• Records to use
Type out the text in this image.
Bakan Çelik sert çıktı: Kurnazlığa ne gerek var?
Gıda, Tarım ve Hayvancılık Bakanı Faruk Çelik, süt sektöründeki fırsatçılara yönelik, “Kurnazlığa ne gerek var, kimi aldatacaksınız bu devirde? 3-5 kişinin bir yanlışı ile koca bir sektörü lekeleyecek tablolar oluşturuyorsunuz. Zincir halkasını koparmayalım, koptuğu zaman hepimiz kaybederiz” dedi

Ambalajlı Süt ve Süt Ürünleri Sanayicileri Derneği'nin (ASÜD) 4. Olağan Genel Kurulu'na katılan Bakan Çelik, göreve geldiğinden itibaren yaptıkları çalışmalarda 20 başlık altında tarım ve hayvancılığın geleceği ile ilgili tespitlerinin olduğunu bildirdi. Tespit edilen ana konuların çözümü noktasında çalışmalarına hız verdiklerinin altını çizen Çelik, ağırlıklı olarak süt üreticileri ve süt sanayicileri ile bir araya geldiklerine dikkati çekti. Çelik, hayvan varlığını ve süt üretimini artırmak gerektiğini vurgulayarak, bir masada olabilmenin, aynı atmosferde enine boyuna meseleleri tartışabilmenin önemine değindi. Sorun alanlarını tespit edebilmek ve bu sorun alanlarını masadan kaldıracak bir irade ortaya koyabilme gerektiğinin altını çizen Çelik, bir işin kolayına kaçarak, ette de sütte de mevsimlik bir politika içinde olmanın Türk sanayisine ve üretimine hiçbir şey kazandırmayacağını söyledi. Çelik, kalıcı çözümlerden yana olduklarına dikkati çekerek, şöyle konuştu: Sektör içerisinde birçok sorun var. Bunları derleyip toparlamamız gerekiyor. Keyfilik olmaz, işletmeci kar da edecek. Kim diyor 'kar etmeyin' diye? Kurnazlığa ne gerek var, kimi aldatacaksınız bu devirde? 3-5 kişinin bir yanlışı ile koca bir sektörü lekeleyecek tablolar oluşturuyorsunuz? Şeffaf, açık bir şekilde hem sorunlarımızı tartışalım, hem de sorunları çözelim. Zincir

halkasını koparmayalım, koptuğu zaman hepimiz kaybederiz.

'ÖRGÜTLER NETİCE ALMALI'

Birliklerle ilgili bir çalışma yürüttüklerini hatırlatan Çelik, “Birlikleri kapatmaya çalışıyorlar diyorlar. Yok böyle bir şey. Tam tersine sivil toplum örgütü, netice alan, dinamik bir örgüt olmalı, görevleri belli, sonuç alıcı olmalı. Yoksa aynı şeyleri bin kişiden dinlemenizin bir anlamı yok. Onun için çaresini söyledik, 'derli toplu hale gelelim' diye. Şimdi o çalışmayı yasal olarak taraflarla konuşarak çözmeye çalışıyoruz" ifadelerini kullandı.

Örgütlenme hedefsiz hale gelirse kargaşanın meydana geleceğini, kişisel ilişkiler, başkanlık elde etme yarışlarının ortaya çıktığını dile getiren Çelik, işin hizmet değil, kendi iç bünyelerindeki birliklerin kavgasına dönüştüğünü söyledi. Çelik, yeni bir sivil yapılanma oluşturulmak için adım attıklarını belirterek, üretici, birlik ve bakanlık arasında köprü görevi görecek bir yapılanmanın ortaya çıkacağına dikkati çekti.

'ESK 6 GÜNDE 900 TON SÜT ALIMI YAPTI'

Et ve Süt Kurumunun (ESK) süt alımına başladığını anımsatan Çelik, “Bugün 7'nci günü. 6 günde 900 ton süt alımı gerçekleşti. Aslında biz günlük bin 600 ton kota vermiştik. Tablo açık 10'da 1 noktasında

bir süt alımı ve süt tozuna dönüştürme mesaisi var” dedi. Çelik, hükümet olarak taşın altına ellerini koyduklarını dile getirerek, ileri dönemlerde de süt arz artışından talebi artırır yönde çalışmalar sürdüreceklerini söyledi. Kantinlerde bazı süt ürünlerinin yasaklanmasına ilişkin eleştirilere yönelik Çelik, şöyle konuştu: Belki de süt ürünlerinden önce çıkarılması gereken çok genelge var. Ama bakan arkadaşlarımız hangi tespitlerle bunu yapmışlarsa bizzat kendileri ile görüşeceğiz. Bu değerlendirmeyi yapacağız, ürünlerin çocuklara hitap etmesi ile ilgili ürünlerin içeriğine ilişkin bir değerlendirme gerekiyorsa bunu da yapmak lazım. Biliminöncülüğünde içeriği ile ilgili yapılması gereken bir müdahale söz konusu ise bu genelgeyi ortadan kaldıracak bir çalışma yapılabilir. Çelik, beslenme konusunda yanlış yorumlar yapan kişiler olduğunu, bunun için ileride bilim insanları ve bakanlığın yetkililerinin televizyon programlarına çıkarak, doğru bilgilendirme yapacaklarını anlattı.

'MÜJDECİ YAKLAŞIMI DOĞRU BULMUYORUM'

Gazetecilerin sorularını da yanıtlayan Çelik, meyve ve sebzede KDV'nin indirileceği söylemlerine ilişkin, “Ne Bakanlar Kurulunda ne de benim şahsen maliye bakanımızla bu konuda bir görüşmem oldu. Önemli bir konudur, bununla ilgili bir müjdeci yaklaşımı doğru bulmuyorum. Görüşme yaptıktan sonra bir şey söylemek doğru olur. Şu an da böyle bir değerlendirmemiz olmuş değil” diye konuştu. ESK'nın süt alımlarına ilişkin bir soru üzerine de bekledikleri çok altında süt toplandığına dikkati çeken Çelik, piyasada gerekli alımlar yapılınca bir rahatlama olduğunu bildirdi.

• Goal
Faithfully copy every entry, leaving nothing out.

• Correct answer
Type out the text in this image.
Bakan Çelik sert çıktı: Kurnazlığa ne gerek var?
Gıda, Tarım ve Hayvancılık Bakanı Faruk Çelik, süt sektöründeki fırsatçılara yönelik, “Kurnazlığa ne gerek var, kimi aldatacaksınız bu devirde? 3-5 kişinin bir yanlışı ile koca bir sektörü lekeleyecek tablolar oluşturuyorsunuz. Zincir halkasını koparmayalım, koptuğu zaman hepimiz kaybederiz” dedi

Ambalajlı Süt ve Süt Ürünleri Sanayicileri Derneği'nin (ASÜD) 4. Olağan Genel Kurulu'na katılan Bakan Çelik, göreve geldiğinden itibaren yaptıkları çalışmalarda 20 başlık altında tarım ve hayvancılığın geleceği ile ilgili tespitlerinin olduğunu bildirdi. Tespit edilen ana konuların çözümü noktasında çalışmalarına hız verdiklerinin altını çizen Çelik, ağırlıklı olarak süt üreticileri ve süt sanayicileri ile bir araya geldiklerine dikkati çekti. Çelik, hayvan varlığını ve süt üretimini artırmak gerektiğini vurgulayarak, bir masada olabilmenin, aynı atmosferde enine boyuna meseleleri tartışabilmenin önemine değindi. Sorun alanlarını tespit edebilmek ve bu sorun alanlarını masadan kaldıracak bir irade ortaya koyabilme gerektiğinin altını çizen Çelik, bir işin kolayına kaçarak, ette de sütte de mevsimlik bir politika içinde olmanın Türk sanayisine ve üretimine hiçbir şey kazandırmayacağını söyledi. Çelik, kalıcı çözümlerden yana olduklarına dikkati çekerek, şöyle konuştu: Sektör içerisinde birçok sorun var. Bunları derleyip toparlamamız gerekiyor. Keyfilik olmaz, işletmeci kar da edecek. Kim diyor 'kar etmeyin' diye? Kurnazlığa ne gerek var, kimi aldatacaksınız bu devirde? 3-5 kişinin bir yanlışı ile koca bir sektörü lekeleyecek tablolar oluşturuyorsunuz? Şeffaf, açık bir şekilde hem sorunlarımızı tartışalım, hem de sorunları çözelim. Zincir

halkasını koparmayalım, koptuğu zaman hepimiz kaybederiz.

'ÖRGÜTLER NETİCE ALMALI'

Birliklerle ilgili bir çalışma yürüttüklerini hatırlatan Çelik, “Birlikleri kapatmaya çalışıyorlar diyorlar. Yok böyle bir şey. Tam tersine sivil toplum örgütü, netice alan, dinamik bir örgüt olmalı, görevleri belli, sonuç alıcı olmalı. Yoksa aynı şeyleri bin kişiden dinlemenizin bir anlamı yok. Onun için çaresini söyledik, 'derli toplu hale gelelim' diye. Şimdi o çalışmayı yasal olarak taraflarla konuşarak çözmeye çalışıyoruz" ifadelerini kullandı.

Örgütlenme hedefsiz hale gelirse kargaşanın meydana geleceğini, kişisel ilişkiler, başkanlık elde etme yarışlarının ortaya çıktığını dile getiren Çelik, işin hizmet değil, kendi iç bünyelerindeki birliklerin kavgasına dönüştüğünü söyledi. Çelik, yeni bir sivil yapılanma oluşturulmak için adım attıklarını belirterek, üretici, birlik ve bakanlık arasında köprü görevi görecek bir yapılanmanın ortaya çıkacağına dikkati çekti.

'ESK 6 GÜNDE 900 TON SÜT ALIMI YAPTI'

Et ve Süt Kurumunun (ESK) süt alımına başladığını anımsatan Çelik, “Bugün 7'nci günü. 6 günde 900 ton süt alımı gerçekleşti. Aslında biz günlük bin 600 ton kota vermiştik. Tablo açık 10'da 1 noktasında

bir süt alımı ve süt tozuna dönüştürme mesaisi var” dedi. Çelik, hükümet olarak taşın altına ellerini koyduklarını dile getirerek, ileri dönemlerde de süt arz artışından talebi artırır yönde çalışmalar sürdüreceklerini söyledi. Kantinlerde bazı süt ürünlerinin yasaklanmasına ilişkin eleştirilere yönelik Çelik, şöyle konuştu: Belki de süt ürünlerinden önce çıkarılması gereken çok genelge var. Ama bakan arkadaşlarımız hangi tespitlerle bunu yapmışlarsa bizzat kendileri ile görüşeceğiz. Bu değerlendirmeyi yapacağız, ürünlerin çocuklara hitap etmesi ile ilgili ürünlerin içeriğine ilişkin bir değerlendirme gerekiyorsa bunu da yapmak lazım. Biliminöncülüğünde içeriği ile ilgili yapılması gereken bir müdahale söz konusu ise bu genelgeyi ortadan kaldıracak bir çalışma yapılabilir. Çelik, beslenme konusunda yanlış yorumlar yapan kişiler olduğunu, bunun için ileride bilim insanları ve bakanlığın yetkililerinin televizyon programlarına çıkarak, doğru bilgilendirme yapacaklarını anlattı.

'MÜJDECİ YAKLAŞIMI DOĞRU BULMUYORUM'

Gazetecilerin sorularını da yanıtlayan Çelik, meyve ve sebzede KDV'nin indirileceği söylemlerine ilişkin, “Ne Bakanlar Kurulunda ne de benim şahsen maliye bakanımızla bu konuda bir görüşmem oldu. Önemli bir konudur, bununla ilgili bir müjdeci yaklaşımı doğru bulmuyorum. Görüşme yaptıktan sonra bir şey söylemek doğru olur. Şu an da böyle bir değerlendirmemiz olmuş değil” diye konuştu. ESK'nın süt alımlarına ilişkin bir soru üzerine de bekledikleri çok altında süt toplandığına dikkati çeken Çelik, piyasada gerekli alımlar yapılınca bir rahatlama olduğunu bildirdi.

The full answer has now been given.